(Saved entries)

====

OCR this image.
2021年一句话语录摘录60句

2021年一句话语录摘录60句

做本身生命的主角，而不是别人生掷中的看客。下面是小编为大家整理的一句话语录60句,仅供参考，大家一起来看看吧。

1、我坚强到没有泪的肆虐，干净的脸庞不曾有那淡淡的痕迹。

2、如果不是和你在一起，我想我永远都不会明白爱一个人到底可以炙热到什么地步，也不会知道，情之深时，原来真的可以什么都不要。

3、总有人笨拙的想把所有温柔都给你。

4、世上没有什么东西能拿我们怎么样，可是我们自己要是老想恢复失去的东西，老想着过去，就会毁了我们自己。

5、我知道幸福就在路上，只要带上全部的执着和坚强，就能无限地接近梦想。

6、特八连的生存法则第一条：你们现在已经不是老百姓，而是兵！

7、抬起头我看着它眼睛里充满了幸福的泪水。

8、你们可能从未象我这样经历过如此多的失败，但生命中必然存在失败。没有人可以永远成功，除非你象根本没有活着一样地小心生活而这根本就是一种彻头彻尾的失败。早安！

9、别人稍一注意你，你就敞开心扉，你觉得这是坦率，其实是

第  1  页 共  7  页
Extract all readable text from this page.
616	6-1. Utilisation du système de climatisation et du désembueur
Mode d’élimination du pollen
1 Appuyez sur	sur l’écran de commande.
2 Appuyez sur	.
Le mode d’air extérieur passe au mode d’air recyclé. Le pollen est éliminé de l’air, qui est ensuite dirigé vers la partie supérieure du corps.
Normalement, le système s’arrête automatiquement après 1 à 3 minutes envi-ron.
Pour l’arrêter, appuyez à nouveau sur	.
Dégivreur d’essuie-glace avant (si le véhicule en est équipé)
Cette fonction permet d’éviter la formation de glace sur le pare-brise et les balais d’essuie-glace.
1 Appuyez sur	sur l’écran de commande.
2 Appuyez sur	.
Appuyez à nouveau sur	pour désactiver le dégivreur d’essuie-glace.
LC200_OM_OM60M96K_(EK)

====

#### Stated problem
From the data, pick out every line that includes "essuie".

#### Exercise solution
Dégivreur d’essuie-glace avant (si le véhicule en est équipé)
Cette fonction permet d’éviter la formation de glace sur le pare-brise et les balais d’essuie-glace.
Appuyez à nouveau sur	pour désactiver le dégivreur d’essuie-glace.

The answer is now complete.